_AIM OF THE TASK_
Report the count of lines where the string "质量安全共抓共管" appears, and nothing else.
BEGIN PROVIDED DATA
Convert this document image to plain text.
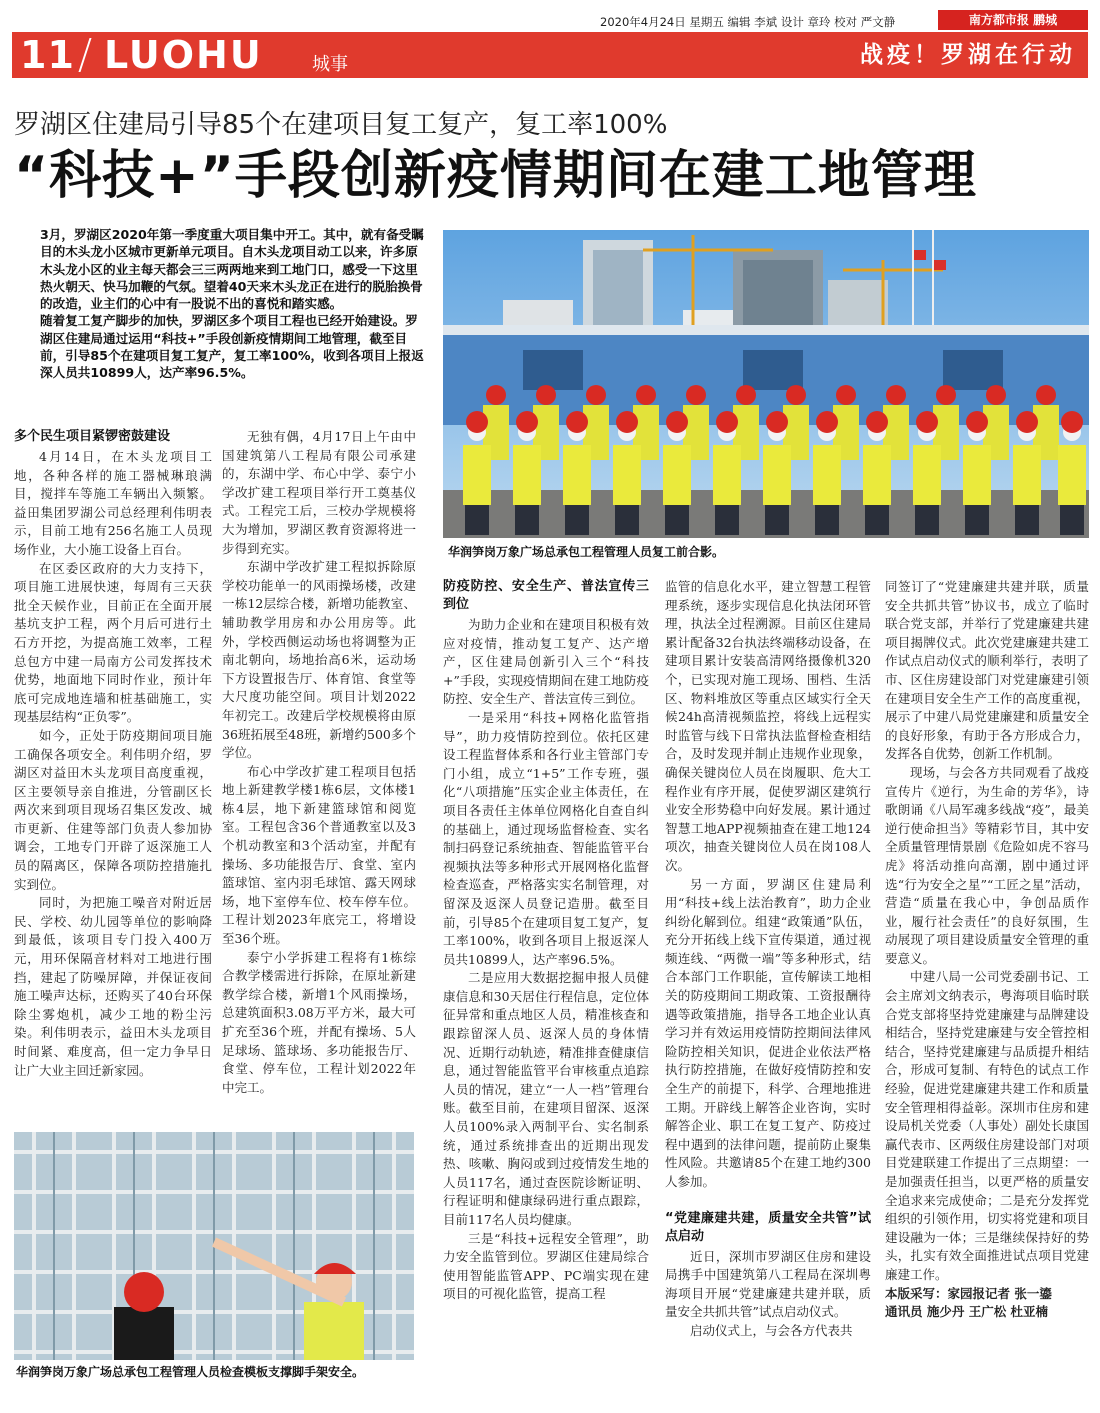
2020年4月24日 星期五 编辑 李斌 设计 章玲 校对 严文静	南方都市报 鹏城
11 LUOHU	城事	战疫！罗湖在行动
罗湖区住建局引导85个在建项目复工复产，复工率100%
“科技+”手段创新疫情期间在建工地管理

3月，罗湖区2020年第一季度重大项目集中开工。其中，就有备受瞩目的木头龙小区城市更新单元项目。自木头龙项目动工以来，许多原木头龙小区的业主每天都会三三两两地来到工地门口，感受一下这里热火朝天、快马加鞭的气氛。望着40天来木头龙正在进行的脱胎换骨的改造，业主们的心中有一股说不出的喜悦和踏实感。

随着复工复产脚步的加快，罗湖区多个项目工程也已经开始建设。罗湖区住建局通过运用“科技+”手段创新疫情期间工地管理，截至目前，引导85个在建项目复工复产，复工率100%，收到各项目上报返深人员共10899人，达产率96.5%。

华润笋岗万象广场总承包工程管理人员复工前合影。
华润笋岗万象广场总承包工程管理人员检查模板支撑脚手架安全。
多个民生项目紧锣密鼓建设

4月14日，在木头龙项目工地，各种各样的施工器械琳琅满目，搅拌车等施工车辆出入频繁。益田集团罗湖公司总经理利伟明表示，目前工地有256名施工人员现场作业，大小施工设备上百台。

在区委区政府的大力支持下，项目施工进展快速，每周有三天获批全天候作业，目前正在全面开展基坑支护工程，两个月后可进行土石方开挖，为提高施工效率，工程总包方中建一局南方公司发挥技术优势，地面地下同时作业，预计年底可完成地连墙和桩基础施工，实现基层结构“正负零”。

如今，正处于防疫期间项目施工确保各项安全。利伟明介绍，罗湖区对益田木头龙项目高度重视，区主要领导亲自推进，分管副区长两次来到项目现场召集区发改、城市更新、住建等部门负责人参加协调会，工地专门开辟了返深施工人员的隔离区，保障各项防控措施扎实到位。

同时，为把施工噪音对附近居民、学校、幼儿园等单位的影响降到最低，该项目专门投入400万元，用环保隔音材料对工地进行围挡，建起了防噪屏障，并保证夜间施工噪声达标，还购买了40台环保除尘雾炮机，减少工地的粉尘污染。利伟明表示，益田木头龙项目时间紧、难度高，但一定力争早日让广大业主回迁新家园。

无独有偶，4月17日上午由中国建筑第八工程局有限公司承建的，东湖中学、布心中学、泰宁小学改扩建工程项目举行开工奠基仪式。工程完工后，三校办学规模将大为增加，罗湖区教育资源将进一步得到充实。

东湖中学改扩建工程拟拆除原学校功能单一的风雨操场楼，改建一栋12层综合楼，新增功能教室、辅助教学用房和办公用房等。此外，学校西侧运动场也将调整为正南北朝向，场地抬高6米，运动场下方设置报告厅、体育馆、食堂等大尺度功能空间。项目计划2022年初完工。改建后学校规模将由原36班拓展至48班，新增约500多个学位。

布心中学改扩建工程项目包括地上新建教学楼1栋6层，文体楼1栋4层，地下新建篮球馆和阅览室。工程包含36个普通教室以及3个机动教室和3个活动室，并配有操场、多功能报告厅、食堂、室内篮球馆、室内羽毛球馆、露天网球场，地下室停车位、校车停车位。工程计划2023年底完工，将增设至36个班。

泰宁小学拆建工程将有1栋综合教学楼需进行拆除，在原址新建教学综合楼，新增1个风雨操场，总建筑面积3.08万平方米，最大可扩充至36个班，并配有操场、5人足球场、篮球场、多功能报告厅、食堂、停车位，工程计划2022年中完工。

防疫防控、安全生产、普法宣传三到位

为助力企业和在建项目积极有效应对疫情，推动复工复产、达产增产，区住建局创新引入三个“科技+”手段，实现疫情期间在建工地防疫防控、安全生产、普法宣传三到位。

一是采用“科技+网格化监管指导”，助力疫情防控到位。依托区建设工程监督体系和各行业主管部门专门小组，成立“1+5”工作专班，强化“八项措施”压实企业主体责任，在项目各责任主体单位网格化自查自纠的基础上，通过现场监督检查、实名制扫码登记系统抽查、智能监管平台视频执法等多种形式开展网格化监督检查巡查，严格落实实名制管理，对留深及返深人员登记造册。截至目前，引导85个在建项目复工复产，复工率100%，收到各项目上报返深人员共10899人，达产率96.5%。

二是应用大数据挖掘申报人员健康信息和30天居住行程信息，定位体征异常和重点地区人员，精准核查和跟踪留深人员、返深人员的身体情况、近期行动轨迹，精准排查健康信息，通过智能监管平台审核重点追踪人员的情况，建立“一人一档”管理台账。截至目前，在建项目留深、返深人员100%录入两制平台、实名制系统，通过系统排查出的近期出现发热、咳嗽、胸闷或到过疫情发生地的人员117名，通过查医院诊断证明、行程证明和健康绿码进行重点跟踪，目前117名人员均健康。

三是“科技+远程安全管理”，助力安全监管到位。罗湖区住建局综合使用智能监管APP、PC端实现在建项目的可视化监管，提高工程

监管的信息化水平，建立智慧工程管理系统，逐步实现信息化执法闭环管理，执法全过程溯源。目前区住建局累计配备32台执法终端移动设备，在建项目累计安装高清网络摄像机320个，已实现对施工现场、围档、生活区、物料堆放区等重点区域实行全天候24h高清视频监控，将线上远程实时监管与线下日常执法监督检查相结合，及时发现并制止违规作业现象，确保关键岗位人员在岗履职、危大工程作业有序开展，促使罗湖区建筑行业安全形势稳中向好发展。累计通过智慧工地APP视频抽查在建工地124项次，抽查关键岗位人员在岗108人次。

另一方面，罗湖区住建局利用“科技+线上法治教育”，助力企业纠纷化解到位。组建“政策通”队伍，充分开拓线上线下宣传渠道，通过视频连线、“两微一端”等多种形式，结合本部门工作职能，宣传解读工地相关的防疫期间工期政策、工资报酬待遇等政策措施，指导各工地企业认真学习并有效运用疫情防控期间法律风险防控相关知识，促进企业依法严格执行防控措施，在做好疫情防控和安全生产的前提下，科学、合理地推进工期。开辟线上解答企业咨询，实时解答企业、职工在复工复产、防疫过程中遇到的法律问题，提前防止聚集性风险。共邀请85个在建工地约300人参加。

“党建廉建共建，质量安全共管”试点启动

近日，深圳市罗湖区住房和建设局携手中国建筑第八工程局在深圳粤海项目开展“党建廉建共建并联，质量安全共抓共管”试点启动仪式。

启动仪式上，与会各方代表共

同签订了“党建廉建共建并联，质量安全共抓共管”协议书，成立了临时联合党支部，并举行了党建廉建共建项目揭牌仪式。此次党建廉建共建工作试点启动仪式的顺利举行，表明了市、区住房建设部门对党建廉建引领在建项目安全生产工作的高度重视，展示了中建八局党建廉建和质量安全的良好形象，有助于各方形成合力，发挥各自优势，创新工作机制。

现场，与会各方共同观看了战疫宣传片《逆行，为生命的芳华》，诗歌朗诵《八局军魂多线战“疫”，最美逆行使命担当》等精彩节目，其中安全质量管理情景剧《危险如虎不容马虎》将活动推向高潮，剧中通过评选“行为安全之星”“工匠之星”活动，营造“质量在我心中，争创品质作业，履行社会责任”的良好氛围，生动展现了项目建设质量安全管理的重要意义。

中建八局一公司党委副书记、工会主席刘文纳表示，粤海项目临时联合党支部将坚持党建廉建与品牌建设相结合，坚持党建廉建与安全管控相结合，坚持党建廉建与品质提升相结合，形成可复制、有特色的试点工作经验，促进党建廉建共建工作和质量安全管理相得益彰。深圳市住房和建设局机关党委（人事处）副处长康国赢代表市、区两级住房建设部门对项目党建联建工作提出了三点期望：一是加强责任担当，以更严格的质量安全追求来完成使命；二是充分发挥党组织的引领作用，切实将党建和项目建设融为一体；三是继续保持好的势头，扎实有效全面推进试点项目党建廉建工作。

本版采写：家园报记者 张一鎏

通讯员 施少丹 王广松 杜亚楠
END PROVIDED DATA
_OUTPUT OF THE EXERCISE_
2